> **Task directions**: Write out each entry again. Keep every word exactly as it is.

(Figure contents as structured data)

------------------------------------------------------------------------

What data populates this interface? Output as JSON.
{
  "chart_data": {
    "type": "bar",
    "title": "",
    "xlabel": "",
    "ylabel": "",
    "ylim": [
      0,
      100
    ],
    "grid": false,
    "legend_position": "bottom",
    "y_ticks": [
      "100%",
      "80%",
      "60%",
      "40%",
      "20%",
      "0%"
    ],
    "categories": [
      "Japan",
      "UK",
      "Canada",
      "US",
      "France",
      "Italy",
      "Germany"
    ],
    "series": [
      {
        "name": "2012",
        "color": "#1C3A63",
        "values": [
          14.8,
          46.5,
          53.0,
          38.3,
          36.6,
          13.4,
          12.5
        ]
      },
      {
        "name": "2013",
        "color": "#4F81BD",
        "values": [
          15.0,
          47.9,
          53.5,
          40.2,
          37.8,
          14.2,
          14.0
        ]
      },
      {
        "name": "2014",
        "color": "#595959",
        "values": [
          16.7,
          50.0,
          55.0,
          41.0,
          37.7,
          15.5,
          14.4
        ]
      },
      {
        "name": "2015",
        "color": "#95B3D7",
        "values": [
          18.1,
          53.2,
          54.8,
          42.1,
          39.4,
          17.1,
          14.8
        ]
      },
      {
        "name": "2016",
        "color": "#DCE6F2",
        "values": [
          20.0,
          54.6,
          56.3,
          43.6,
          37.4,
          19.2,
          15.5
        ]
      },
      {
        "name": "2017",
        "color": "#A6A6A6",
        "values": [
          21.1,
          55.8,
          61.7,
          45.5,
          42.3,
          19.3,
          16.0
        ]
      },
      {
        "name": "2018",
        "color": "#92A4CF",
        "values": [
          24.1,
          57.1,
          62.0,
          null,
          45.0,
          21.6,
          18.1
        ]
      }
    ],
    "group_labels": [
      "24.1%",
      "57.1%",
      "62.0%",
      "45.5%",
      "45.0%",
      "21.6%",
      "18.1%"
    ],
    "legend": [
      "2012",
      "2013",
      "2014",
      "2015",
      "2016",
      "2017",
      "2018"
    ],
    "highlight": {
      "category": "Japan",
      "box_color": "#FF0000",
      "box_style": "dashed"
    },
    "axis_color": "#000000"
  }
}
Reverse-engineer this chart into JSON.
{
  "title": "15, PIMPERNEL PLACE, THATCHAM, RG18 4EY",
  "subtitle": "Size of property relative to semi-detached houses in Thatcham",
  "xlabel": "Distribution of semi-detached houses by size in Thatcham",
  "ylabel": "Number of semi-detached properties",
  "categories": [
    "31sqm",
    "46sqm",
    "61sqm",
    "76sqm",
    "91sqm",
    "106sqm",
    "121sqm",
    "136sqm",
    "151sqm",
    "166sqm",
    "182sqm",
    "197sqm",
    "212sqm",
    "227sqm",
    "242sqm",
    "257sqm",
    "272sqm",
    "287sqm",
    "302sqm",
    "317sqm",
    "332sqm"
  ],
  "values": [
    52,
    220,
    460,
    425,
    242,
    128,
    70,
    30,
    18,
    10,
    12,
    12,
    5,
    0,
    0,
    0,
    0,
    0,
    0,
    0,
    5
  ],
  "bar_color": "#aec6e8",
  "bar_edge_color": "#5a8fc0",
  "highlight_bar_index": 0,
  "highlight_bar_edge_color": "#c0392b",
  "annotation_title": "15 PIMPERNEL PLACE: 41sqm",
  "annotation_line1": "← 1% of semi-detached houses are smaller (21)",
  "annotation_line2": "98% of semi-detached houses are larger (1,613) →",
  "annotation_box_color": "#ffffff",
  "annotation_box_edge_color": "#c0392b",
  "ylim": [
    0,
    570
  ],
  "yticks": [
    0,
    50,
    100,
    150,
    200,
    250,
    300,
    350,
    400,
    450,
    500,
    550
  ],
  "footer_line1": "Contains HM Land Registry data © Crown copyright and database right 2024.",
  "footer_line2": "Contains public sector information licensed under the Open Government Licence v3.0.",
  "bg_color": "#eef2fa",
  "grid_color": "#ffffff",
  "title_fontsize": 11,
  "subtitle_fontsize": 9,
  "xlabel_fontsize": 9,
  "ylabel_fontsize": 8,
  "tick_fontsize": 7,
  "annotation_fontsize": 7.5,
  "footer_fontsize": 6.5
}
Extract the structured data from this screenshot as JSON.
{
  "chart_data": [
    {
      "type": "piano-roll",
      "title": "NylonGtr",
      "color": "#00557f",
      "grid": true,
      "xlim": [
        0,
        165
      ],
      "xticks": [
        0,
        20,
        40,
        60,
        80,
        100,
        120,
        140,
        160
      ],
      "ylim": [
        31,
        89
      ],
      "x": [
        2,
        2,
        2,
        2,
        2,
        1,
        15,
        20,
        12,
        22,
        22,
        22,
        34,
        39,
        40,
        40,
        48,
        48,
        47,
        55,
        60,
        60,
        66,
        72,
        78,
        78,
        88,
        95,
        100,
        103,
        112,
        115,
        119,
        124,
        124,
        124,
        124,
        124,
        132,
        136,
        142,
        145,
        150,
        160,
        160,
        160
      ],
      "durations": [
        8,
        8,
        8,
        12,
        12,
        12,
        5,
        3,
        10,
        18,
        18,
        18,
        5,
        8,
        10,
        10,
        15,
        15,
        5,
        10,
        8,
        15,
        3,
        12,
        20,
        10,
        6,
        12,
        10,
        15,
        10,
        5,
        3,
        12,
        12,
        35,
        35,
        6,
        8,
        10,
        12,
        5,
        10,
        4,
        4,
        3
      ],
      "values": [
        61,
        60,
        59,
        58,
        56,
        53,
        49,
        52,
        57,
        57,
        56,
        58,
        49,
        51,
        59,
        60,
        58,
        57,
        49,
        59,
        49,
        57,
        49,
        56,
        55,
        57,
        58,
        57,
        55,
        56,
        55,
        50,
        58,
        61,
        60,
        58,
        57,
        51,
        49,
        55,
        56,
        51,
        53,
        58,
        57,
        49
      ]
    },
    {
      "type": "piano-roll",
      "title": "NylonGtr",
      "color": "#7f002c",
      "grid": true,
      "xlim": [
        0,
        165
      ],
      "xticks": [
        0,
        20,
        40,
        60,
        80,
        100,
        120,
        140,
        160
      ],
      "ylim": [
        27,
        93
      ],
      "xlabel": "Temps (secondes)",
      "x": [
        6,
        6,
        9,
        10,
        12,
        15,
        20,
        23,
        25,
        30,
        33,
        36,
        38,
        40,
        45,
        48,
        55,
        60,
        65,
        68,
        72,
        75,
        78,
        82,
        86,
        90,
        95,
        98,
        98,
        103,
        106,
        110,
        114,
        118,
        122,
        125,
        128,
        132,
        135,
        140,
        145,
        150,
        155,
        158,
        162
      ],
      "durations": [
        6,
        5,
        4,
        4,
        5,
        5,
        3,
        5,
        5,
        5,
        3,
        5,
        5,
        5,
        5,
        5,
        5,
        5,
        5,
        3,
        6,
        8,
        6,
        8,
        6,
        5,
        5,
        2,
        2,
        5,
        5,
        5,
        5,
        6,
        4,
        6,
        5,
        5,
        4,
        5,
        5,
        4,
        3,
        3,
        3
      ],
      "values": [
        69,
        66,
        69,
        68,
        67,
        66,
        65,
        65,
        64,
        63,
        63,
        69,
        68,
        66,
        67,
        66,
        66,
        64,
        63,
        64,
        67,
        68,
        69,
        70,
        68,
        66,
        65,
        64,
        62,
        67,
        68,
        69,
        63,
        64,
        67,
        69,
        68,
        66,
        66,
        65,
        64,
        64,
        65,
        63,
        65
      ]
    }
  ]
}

------------------------------------------------------------------------

> **Answer to this problem**:
What data populates this interface? Output as JSON.
{
  "chart_data": {
    "type": "bar",
    "title": "",
    "xlabel": "",
    "ylabel": "",
    "ylim": [
      0,
      100
    ],
    "grid": false,
    "legend_position": "bottom",
    "y_ticks": [
      "100%",
      "80%",
      "60%",
      "40%",
      "20%",
      "0%"
    ],
    "categories": [
      "Japan",
      "UK",
      "Canada",
      "US",
      "France",
      "Italy",
      "Germany"
    ],
    "series": [
      {
        "name": "2012",
        "color": "#1C3A63",
        "values": [
          14.8,
          46.5,
          53.0,
          38.3,
          36.6,
          13.4,
          12.5
        ]
      },
      {
        "name": "2013",
        "color": "#4F81BD",
        "values": [
          15.0,
          47.9,
          53.5,
          40.2,
          37.8,
          14.2,
          14.0
        ]
      },
      {
        "name": "2014",
        "color": "#595959",
        "values": [
          16.7,
          50.0,
          55.0,
          41.0,
          37.7,
          15.5,
          14.4
        ]
      },
      {
        "name": "2015",
        "color": "#95B3D7",
        "values": [
          18.1,
          53.2,
          54.8,
          42.1,
          39.4,
          17.1,
          14.8
        ]
      },
      {
        "name": "2016",
        "color": "#DCE6F2",
        "values": [
          20.0,
          54.6,
          56.3,
          43.6,
          37.4,
          19.2,
          15.5
        ]
      },
      {
        "name": "2017",
        "color": "#A6A6A6",
        "values": [
          21.1,
          55.8,
          61.7,
          45.5,
          42.3,
          19.3,
          16.0
        ]
      },
      {
        "name": "2018",
        "color": "#92A4CF",
        "values": [
          24.1,
          57.1,
          62.0,
          null,
          45.0,
          21.6,
          18.1
        ]
      }
    ],
    "group_labels": [
      "24.1%",
      "57.1%",
      "62.0%",
      "45.5%",
      "45.0%",
      "21.6%",
      "18.1%"
    ],
    "legend": [
      "2012",
      "2013",
      "2014",
      "2015",
      "2016",
      "2017",
      "2018"
    ],
    "highlight": {
      "category": "Japan",
      "box_color": "#FF0000",
      "box_style": "dashed"
    },
    "axis_color": "#000000"
  }
}
Reverse-engineer this chart into JSON.
{
  "title": "15, PIMPERNEL PLACE, THATCHAM, RG18 4EY",
  "subtitle": "Size of property relative to semi-detached houses in Thatcham",
  "xlabel": "Distribution of semi-detached houses by size in Thatcham",
  "ylabel": "Number of semi-detached properties",
  "categories": [
    "31sqm",
    "46sqm",
    "61sqm",
    "76sqm",
    "91sqm",
    "106sqm",
    "121sqm",
    "136sqm",
    "151sqm",
    "166sqm",
    "182sqm",
    "197sqm",
    "212sqm",
    "227sqm",
    "242sqm",
    "257sqm",
    "272sqm",
    "287sqm",
    "302sqm",
    "317sqm",
    "332sqm"
  ],
  "values": [
    52,
    220,
    460,
    425,
    242,
    128,
    70,
    30,
    18,
    10,
    12,
    12,
    5,
    0,
    0,
    0,
    0,
    0,
    0,
    0,
    5
  ],
  "bar_color": "#aec6e8",
  "bar_edge_color": "#5a8fc0",
  "highlight_bar_index": 0,
  "highlight_bar_edge_color": "#c0392b",
  "annotation_title": "15 PIMPERNEL PLACE: 41sqm",
  "annotation_line1": "← 1% of semi-detached houses are smaller (21)",
  "annotation_line2": "98% of semi-detached houses are larger (1,613) →",
  "annotation_box_color": "#ffffff",
  "annotation_box_edge_color": "#c0392b",
  "ylim": [
    0,
    570
  ],
  "yticks": [
    0,
    50,
    100,
    150,
    200,
    250,
    300,
    350,
    400,
    450,
    500,
    550
  ],
  "footer_line1": "Contains HM Land Registry data © Crown copyright and database right 2024.",
  "footer_line2": "Contains public sector information licensed under the Open Government Licence v3.0.",
  "bg_color": "#eef2fa",
  "grid_color": "#ffffff",
  "title_fontsize": 11,
  "subtitle_fontsize": 9,
  "xlabel_fontsize": 9,
  "ylabel_fontsize": 8,
  "tick_fontsize": 7,
  "annotation_fontsize": 7.5,
  "footer_fontsize": 6.5
}
Extract the structured data from this screenshot as JSON.
{
  "chart_data": [
    {
      "type": "piano-roll",
      "title": "NylonGtr",
      "color": "#00557f",
      "grid": true,
      "xlim": [
        0,
        165
      ],
      "xticks": [
        0,
        20,
        40,
        60,
        80,
        100,
        120,
        140,
        160
      ],
      "ylim": [
        31,
        89
      ],
      "x": [
        2,
        2,
        2,
        2,
        2,
        1,
        15,
        20,
        12,
        22,
        22,
        22,
        34,
        39,
        40,
        40,
        48,
        48,
        47,
        55,
        60,
        60,
        66,
        72,
        78,
        78,
        88,
        95,
        100,
        103,
        112,
        115,
        119,
        124,
        124,
        124,
        124,
        124,
        132,
        136,
        142,
        145,
        150,
        160,
        160,
        160
      ],
      "durations": [
        8,
        8,
        8,
        12,
        12,
        12,
        5,
        3,
        10,
        18,
        18,
        18,
        5,
        8,
        10,
        10,
        15,
        15,
        5,
        10,
        8,
        15,
        3,
        12,
        20,
        10,
        6,
        12,
        10,
        15,
        10,
        5,
        3,
        12,
        12,
        35,
        35,
        6,
        8,
        10,
        12,
        5,
        10,
        4,
        4,
        3
      ],
      "values": [
        61,
        60,
        59,
        58,
        56,
        53,
        49,
        52,
        57,
        57,
        56,
        58,
        49,
        51,
        59,
        60,
        58,
        57,
        49,
        59,
        49,
        57,
        49,
        56,
        55,
        57,
        58,
        57,
        55,
        56,
        55,
        50,
        58,
        61,
        60,
        58,
        57,
        51,
        49,
        55,
        56,
        51,
        53,
        58,
        57,
        49
      ]
    },
    {
      "type": "piano-roll",
      "title": "NylonGtr",
      "color": "#7f002c",
      "grid": true,
      "xlim": [
        0,
        165
      ],
      "xticks": [
        0,
        20,
        40,
        60,
        80,
        100,
        120,
        140,
        160
      ],
      "ylim": [
        27,
        93
      ],
      "xlabel": "Temps (secondes)",
      "x": [
        6,
        6,
        9,
        10,
        12,
        15,
        20,
        23,
        25,
        30,
        33,
        36,
        38,
        40,
        45,
        48,
        55,
        60,
        65,
        68,
        72,
        75,
        78,
        82,
        86,
        90,
        95,
        98,
        98,
        103,
        106,
        110,
        114,
        118,
        122,
        125,
        128,
        132,
        135,
        140,
        145,
        150,
        155,
        158,
        162
      ],
      "durations": [
        6,
        5,
        4,
        4,
        5,
        5,
        3,
        5,
        5,
        5,
        3,
        5,
        5,
        5,
        5,
        5,
        5,
        5,
        5,
        3,
        6,
        8,
        6,
        8,
        6,
        5,
        5,
        2,
        2,
        5,
        5,
        5,
        5,
        6,
        4,
        6,
        5,
        5,
        4,
        5,
        5,
        4,
        3,
        3,
        3
      ],
      "values": [
        69,
        66,
        69,
        68,
        67,
        66,
        65,
        65,
        64,
        63,
        63,
        69,
        68,
        66,
        67,
        66,
        66,
        64,
        63,
        64,
        67,
        68,
        69,
        70,
        68,
        66,
        65,
        64,
        62,
        67,
        68,
        69,
        63,
        64,
        67,
        69,
        68,
        66,
        66,
        65,
        64,
        64,
        65,
        63,
        65
      ]
    }
  ]
}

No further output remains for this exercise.